§ **Stored records**:
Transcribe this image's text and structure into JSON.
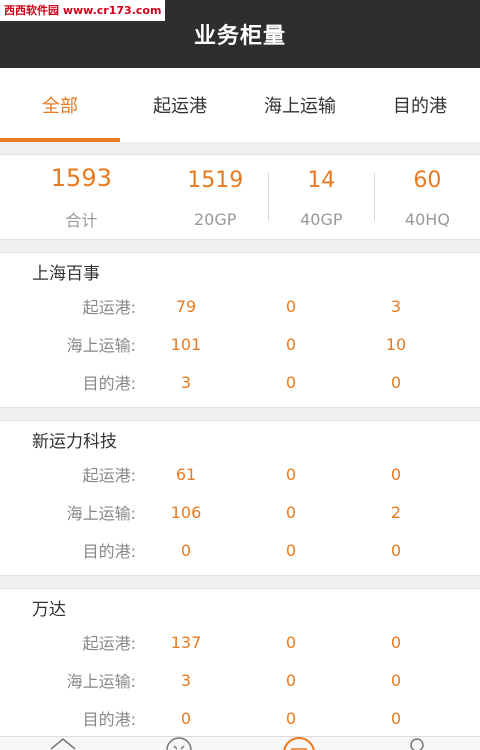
{
  "watermark": "西西软件园 www.cr173.com",
  "header": {
    "title": "业务柜量"
  },
  "tabs": [
    {
      "label": "全部",
      "active": true
    },
    {
      "label": "起运港",
      "active": false
    },
    {
      "label": "海上运输",
      "active": false
    },
    {
      "label": "目的港",
      "active": false
    }
  ],
  "summary": {
    "total": {
      "value": "1593",
      "label": "合计"
    },
    "gp20": {
      "value": "1519",
      "label": "20GP"
    },
    "gp40": {
      "value": "14",
      "label": "40GP"
    },
    "hq40": {
      "value": "60",
      "label": "40HQ"
    }
  },
  "companies": [
    {
      "name": "上海百事",
      "rows": [
        {
          "label": "起运港:",
          "gp20": "79",
          "gp40": "0",
          "hq40": "3"
        },
        {
          "label": "海上运输:",
          "gp20": "101",
          "gp40": "0",
          "hq40": "10"
        },
        {
          "label": "目的港:",
          "gp20": "3",
          "gp40": "0",
          "hq40": "0"
        }
      ]
    },
    {
      "name": "新运力科技",
      "rows": [
        {
          "label": "起运港:",
          "gp20": "61",
          "gp40": "0",
          "hq40": "0"
        },
        {
          "label": "海上运输:",
          "gp20": "106",
          "gp40": "0",
          "hq40": "2"
        },
        {
          "label": "目的港:",
          "gp20": "0",
          "gp40": "0",
          "hq40": "0"
        }
      ]
    },
    {
      "name": "万达",
      "rows": [
        {
          "label": "起运港:",
          "gp20": "137",
          "gp40": "0",
          "hq40": "0"
        },
        {
          "label": "海上运输:",
          "gp20": "3",
          "gp40": "0",
          "hq40": "0"
        },
        {
          "label": "目的港:",
          "gp20": "0",
          "gp40": "0",
          "hq40": "0"
        }
      ]
    }
  ],
  "bottom_nav": [
    {
      "icon": "home-icon"
    },
    {
      "icon": "smile-icon"
    },
    {
      "icon": "center-circle-icon"
    },
    {
      "icon": "user-icon"
    }
  ],
  "colors": {
    "accent": "#e97a1f",
    "header_bg": "#2e2e2e",
    "page_bg": "#efefef"
  }
}
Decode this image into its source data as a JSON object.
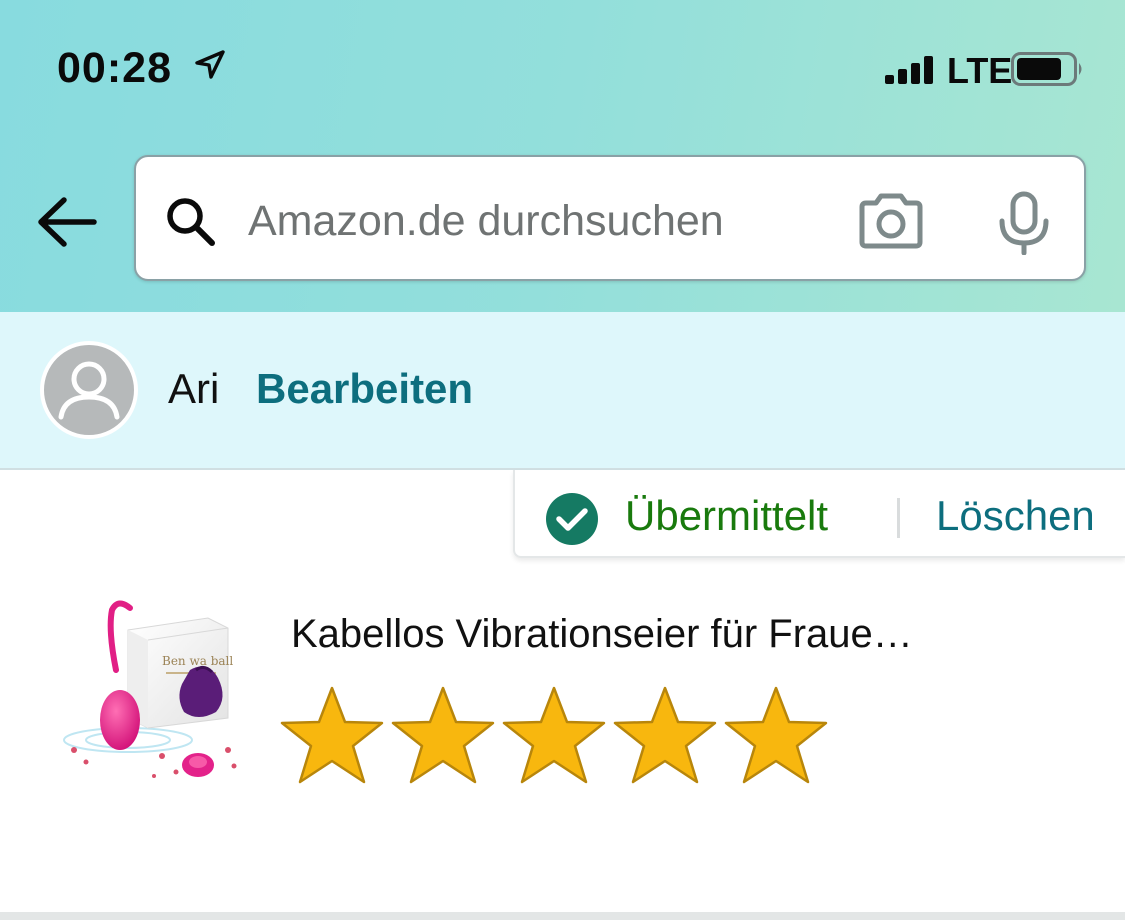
{
  "status_bar": {
    "time": "00:28",
    "network": "LTE",
    "location_icon": "location-arrow-icon",
    "signal_icon": "cellular-signal-icon",
    "battery_icon": "battery-icon"
  },
  "nav": {
    "back_icon": "back-arrow-icon"
  },
  "search": {
    "placeholder": "Amazon.de durchsuchen",
    "search_icon": "search-icon",
    "camera_icon": "camera-icon",
    "mic_icon": "microphone-icon"
  },
  "profile": {
    "name": "Ari",
    "edit_label": "Bearbeiten",
    "avatar_icon": "user-avatar-icon"
  },
  "review_status": {
    "status_label": "Übermittelt",
    "delete_label": "Löschen",
    "check_icon": "check-circle-icon"
  },
  "product": {
    "title": "Kabellos Vibrationseier für Fraue…",
    "image_label": "Ben wa ball",
    "rating": 5,
    "rating_max": 5
  },
  "colors": {
    "link": "#0d6e7e",
    "success": "#197a0d",
    "star": "#f8b70e",
    "header_gradient_start": "#88dbdf",
    "header_gradient_end": "#a8e6d2",
    "profile_bg": "#def7fb"
  }
}
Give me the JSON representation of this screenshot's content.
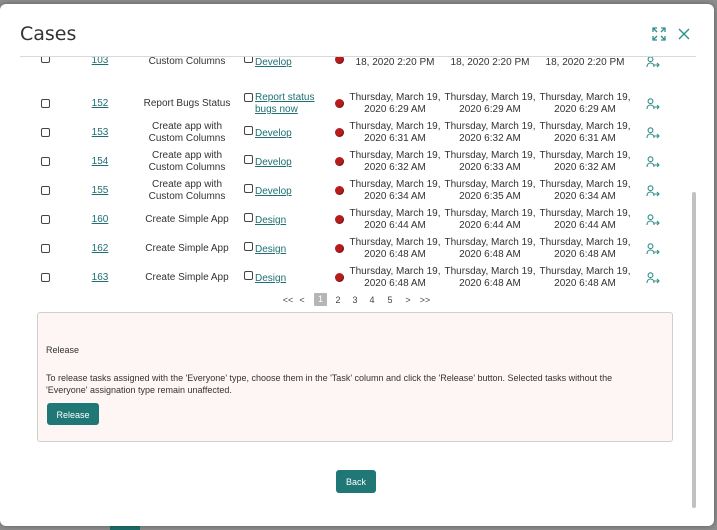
{
  "modal": {
    "title": "Cases"
  },
  "rows": [
    {
      "id": "103",
      "name": "Custom Columns",
      "task": "Develop",
      "start": "18, 2020 2:20 PM",
      "end": "18, 2020 2:20 PM",
      "due": "18, 2020 2:20 PM"
    },
    {
      "id": "152",
      "name": "Report Bugs Status",
      "task": "Report status bugs now",
      "start": "Thursday, March 19, 2020 6:29 AM",
      "end": "Thursday, March 19, 2020 6:29 AM",
      "due": "Thursday, March 19, 2020 6:29 AM"
    },
    {
      "id": "153",
      "name": "Create app with Custom Columns",
      "task": "Develop",
      "start": "Thursday, March 19, 2020 6:31 AM",
      "end": "Thursday, March 19, 2020 6:32 AM",
      "due": "Thursday, March 19, 2020 6:31 AM"
    },
    {
      "id": "154",
      "name": "Create app with Custom Columns",
      "task": "Develop",
      "start": "Thursday, March 19, 2020 6:32 AM",
      "end": "Thursday, March 19, 2020 6:33 AM",
      "due": "Thursday, March 19, 2020 6:32 AM"
    },
    {
      "id": "155",
      "name": "Create app with Custom Columns",
      "task": "Develop",
      "start": "Thursday, March 19, 2020 6:34 AM",
      "end": "Thursday, March 19, 2020 6:35 AM",
      "due": "Thursday, March 19, 2020 6:34 AM"
    },
    {
      "id": "160",
      "name": "Create Simple App",
      "task": "Design",
      "start": "Thursday, March 19, 2020 6:44 AM",
      "end": "Thursday, March 19, 2020 6:44 AM",
      "due": "Thursday, March 19, 2020 6:44 AM"
    },
    {
      "id": "162",
      "name": "Create Simple App",
      "task": "Design",
      "start": "Thursday, March 19, 2020 6:48 AM",
      "end": "Thursday, March 19, 2020 6:48 AM",
      "due": "Thursday, March 19, 2020 6:48 AM"
    },
    {
      "id": "163",
      "name": "Create Simple App",
      "task": "Design",
      "start": "Thursday, March 19, 2020 6:48 AM",
      "end": "Thursday, March 19, 2020 6:48 AM",
      "due": "Thursday, March 19, 2020 6:48 AM"
    }
  ],
  "pagination": {
    "first": "<<",
    "prev": "<",
    "pages": [
      "1",
      "2",
      "3",
      "4",
      "5"
    ],
    "current": "1",
    "next": ">",
    "last": ">>"
  },
  "release": {
    "title": "Release",
    "description": "To release tasks assigned with the 'Everyone' type, choose them in the 'Task' column and click the 'Release' button. Selected tasks without the 'Everyone' assignation type remain unaffected.",
    "button_label": "Release"
  },
  "footer": {
    "back_label": "Back"
  },
  "colors": {
    "accent": "#1f7776",
    "link": "#1e6f72",
    "status_dot": "#b71c1c"
  },
  "icons": {
    "expand": "expand-icon",
    "close": "close-icon",
    "assign": "assign-user-icon",
    "status": "status-dot-icon"
  }
}
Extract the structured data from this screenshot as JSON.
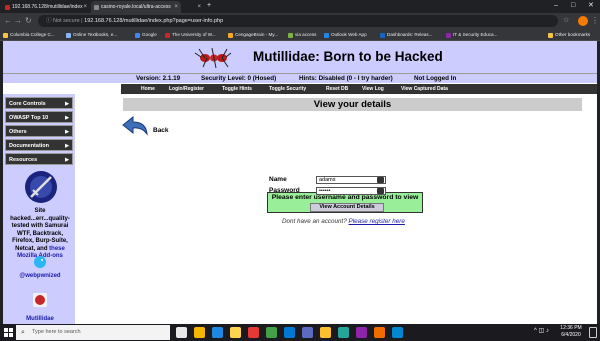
{
  "browser": {
    "tabs": [
      {
        "label": "192.168.76.128/mutillidae/index",
        "active": false
      },
      {
        "label": "casino-royale.local/ultra-access",
        "active": true
      },
      {
        "label": "",
        "active": false
      }
    ],
    "security_label": "Not secure",
    "url": "192.168.76.128/mutillidae/index.php?page=user-info.php",
    "bookmarks": [
      {
        "label": "Columbia College C...",
        "color": "#f4c542"
      },
      {
        "label": "Online Textbooks, e...",
        "color": "#8ab4f8"
      },
      {
        "label": "Google",
        "color": "#4285f4"
      },
      {
        "label": "The University of W...",
        "color": "#c62828"
      },
      {
        "label": "CengageBrain - My...",
        "color": "#f9a825"
      },
      {
        "label": "via access",
        "color": "#7cb342"
      },
      {
        "label": "Outlook Web App",
        "color": "#1e88e5"
      },
      {
        "label": "Dashboards: Releas...",
        "color": "#1565c0"
      },
      {
        "label": "IT & Security Educa...",
        "color": "#8e24aa"
      }
    ],
    "other_bookmarks": "Other bookmarks"
  },
  "app": {
    "title": "Mutillidae: Born to be Hacked",
    "version": "Version: 2.1.19",
    "security_level": "Security Level: 0 (Hosed)",
    "hints": "Hints: Disabled (0 - I try harder)",
    "login_status": "Not Logged In",
    "menu": [
      "Home",
      "Login/Register",
      "Toggle Hints",
      "Toggle Security",
      "Reset DB",
      "View Log",
      "View Captured Data"
    ]
  },
  "sidebar": {
    "items": [
      "Core Controls",
      "OWASP Top 10",
      "Others",
      "Documentation",
      "Resources"
    ],
    "blurb": "Site hacked...err...quality-tested with Samurai WTF, Backtrack, Firefox, Burp-Suite, Netcat, and",
    "blurb_link": "these Mozilla Add-ons",
    "twitter": "@webpwnized",
    "bottom_label": "Mutillidae"
  },
  "main": {
    "heading": "View your details",
    "back_label": "Back",
    "notice": "Please enter username and password to view account details",
    "name_label": "Name",
    "name_value": "adams",
    "password_label": "Password",
    "password_value": "••••••",
    "submit_label": "View Account Details",
    "register_prompt": "Dont have an account?",
    "register_link": "Please register here"
  },
  "taskbar": {
    "search_placeholder": "Type here to search",
    "time": "12:36 PM",
    "date": "6/4/2020",
    "apps": [
      "#e8e8e8",
      "#f4b400",
      "#1e88e5",
      "#ffd54f",
      "#e53935",
      "#43a047",
      "#0078d4",
      "#5c6bc0",
      "#fbc02d",
      "#26a69a",
      "#8e24aa",
      "#ef6c00",
      "#0288d1"
    ]
  }
}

§ **What you should do**:
Spot every line that holds "index" and copy it.

§ **Answer to the task**:
        "label": "192.168.76.128/mutillidae/index",
    "url": "192.168.76.128/mutillidae/index.php?page=user-info.php",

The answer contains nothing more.